Material shown.
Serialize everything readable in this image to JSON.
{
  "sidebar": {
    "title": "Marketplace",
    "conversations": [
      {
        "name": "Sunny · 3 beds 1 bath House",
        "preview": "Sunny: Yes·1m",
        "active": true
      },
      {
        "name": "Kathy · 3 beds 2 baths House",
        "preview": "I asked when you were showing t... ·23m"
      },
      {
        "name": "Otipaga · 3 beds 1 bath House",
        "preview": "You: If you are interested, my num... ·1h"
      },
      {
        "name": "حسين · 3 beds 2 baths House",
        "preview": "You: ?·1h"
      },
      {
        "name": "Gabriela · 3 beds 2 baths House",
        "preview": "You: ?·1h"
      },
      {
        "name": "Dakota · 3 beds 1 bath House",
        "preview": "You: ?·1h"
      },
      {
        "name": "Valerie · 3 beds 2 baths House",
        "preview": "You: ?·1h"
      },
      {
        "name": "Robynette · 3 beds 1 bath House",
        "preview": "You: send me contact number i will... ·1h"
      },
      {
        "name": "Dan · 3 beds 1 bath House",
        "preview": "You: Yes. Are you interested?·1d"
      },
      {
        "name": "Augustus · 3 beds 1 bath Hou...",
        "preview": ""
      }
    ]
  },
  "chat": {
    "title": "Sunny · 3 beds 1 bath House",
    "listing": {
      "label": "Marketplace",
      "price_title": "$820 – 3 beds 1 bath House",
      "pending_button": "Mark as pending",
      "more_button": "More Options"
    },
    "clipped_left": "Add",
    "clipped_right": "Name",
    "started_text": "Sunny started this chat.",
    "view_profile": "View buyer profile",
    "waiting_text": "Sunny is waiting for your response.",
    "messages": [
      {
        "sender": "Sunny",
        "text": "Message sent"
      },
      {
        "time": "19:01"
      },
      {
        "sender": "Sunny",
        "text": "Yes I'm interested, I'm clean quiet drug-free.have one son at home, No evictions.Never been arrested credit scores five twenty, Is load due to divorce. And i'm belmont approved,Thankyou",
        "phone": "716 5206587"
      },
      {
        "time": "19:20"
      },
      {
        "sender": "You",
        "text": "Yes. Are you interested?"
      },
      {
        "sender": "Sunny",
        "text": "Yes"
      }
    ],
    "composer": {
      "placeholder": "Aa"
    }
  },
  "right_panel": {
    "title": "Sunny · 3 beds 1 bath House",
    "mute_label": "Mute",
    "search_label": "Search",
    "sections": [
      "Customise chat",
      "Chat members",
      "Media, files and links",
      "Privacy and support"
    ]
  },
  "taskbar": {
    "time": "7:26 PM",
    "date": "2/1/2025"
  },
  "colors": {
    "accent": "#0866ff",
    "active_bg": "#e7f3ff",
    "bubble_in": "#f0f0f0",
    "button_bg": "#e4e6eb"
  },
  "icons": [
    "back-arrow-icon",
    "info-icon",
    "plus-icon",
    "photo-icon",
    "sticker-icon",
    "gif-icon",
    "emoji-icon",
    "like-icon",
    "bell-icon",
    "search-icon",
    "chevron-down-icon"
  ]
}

What this task involves. Repeat each record exactly, leaving nothing out.

Full response.
Serialize everything readable in this image to JSON.
{
  "sidebar": {
    "title": "Marketplace",
    "conversations": [
      {
        "name": "Sunny · 3 beds 1 bath House",
        "preview": "Sunny: Yes·1m",
        "active": true
      },
      {
        "name": "Kathy · 3 beds 2 baths House",
        "preview": "I asked when you were showing t... ·23m"
      },
      {
        "name": "Otipaga · 3 beds 1 bath House",
        "preview": "You: If you are interested, my num... ·1h"
      },
      {
        "name": "حسين · 3 beds 2 baths House",
        "preview": "You: ?·1h"
      },
      {
        "name": "Gabriela · 3 beds 2 baths House",
        "preview": "You: ?·1h"
      },
      {
        "name": "Dakota · 3 beds 1 bath House",
        "preview": "You: ?·1h"
      },
      {
        "name": "Valerie · 3 beds 2 baths House",
        "preview": "You: ?·1h"
      },
      {
        "name": "Robynette · 3 beds 1 bath House",
        "preview": "You: send me contact number i will... ·1h"
      },
      {
        "name": "Dan · 3 beds 1 bath House",
        "preview": "You: Yes. Are you interested?·1d"
      },
      {
        "name": "Augustus · 3 beds 1 bath Hou...",
        "preview": ""
      }
    ]
  },
  "chat": {
    "title": "Sunny · 3 beds 1 bath House",
    "listing": {
      "label": "Marketplace",
      "price_title": "$820 – 3 beds 1 bath House",
      "pending_button": "Mark as pending",
      "more_button": "More Options"
    },
    "clipped_left": "Add",
    "clipped_right": "Name",
    "started_text": "Sunny started this chat.",
    "view_profile": "View buyer profile",
    "waiting_text": "Sunny is waiting for your response.",
    "messages": [
      {
        "sender": "Sunny",
        "text": "Message sent"
      },
      {
        "time": "19:01"
      },
      {
        "sender": "Sunny",
        "text": "Yes I'm interested, I'm clean quiet drug-free.have one son at home, No evictions.Never been arrested credit scores five twenty, Is load due to divorce. And i'm belmont approved,Thankyou",
        "phone": "716 5206587"
      },
      {
        "time": "19:20"
      },
      {
        "sender": "You",
        "text": "Yes. Are you interested?"
      },
      {
        "sender": "Sunny",
        "text": "Yes"
      }
    ],
    "composer": {
      "placeholder": "Aa"
    }
  },
  "right_panel": {
    "title": "Sunny · 3 beds 1 bath House",
    "mute_label": "Mute",
    "search_label": "Search",
    "sections": [
      "Customise chat",
      "Chat members",
      "Media, files and links",
      "Privacy and support"
    ]
  },
  "taskbar": {
    "time": "7:26 PM",
    "date": "2/1/2025"
  },
  "colors": {
    "accent": "#0866ff",
    "active_bg": "#e7f3ff",
    "bubble_in": "#f0f0f0",
    "button_bg": "#e4e6eb"
  },
  "icons": [
    "back-arrow-icon",
    "info-icon",
    "plus-icon",
    "photo-icon",
    "sticker-icon",
    "gif-icon",
    "emoji-icon",
    "like-icon",
    "bell-icon",
    "search-icon",
    "chevron-down-icon"
  ]
}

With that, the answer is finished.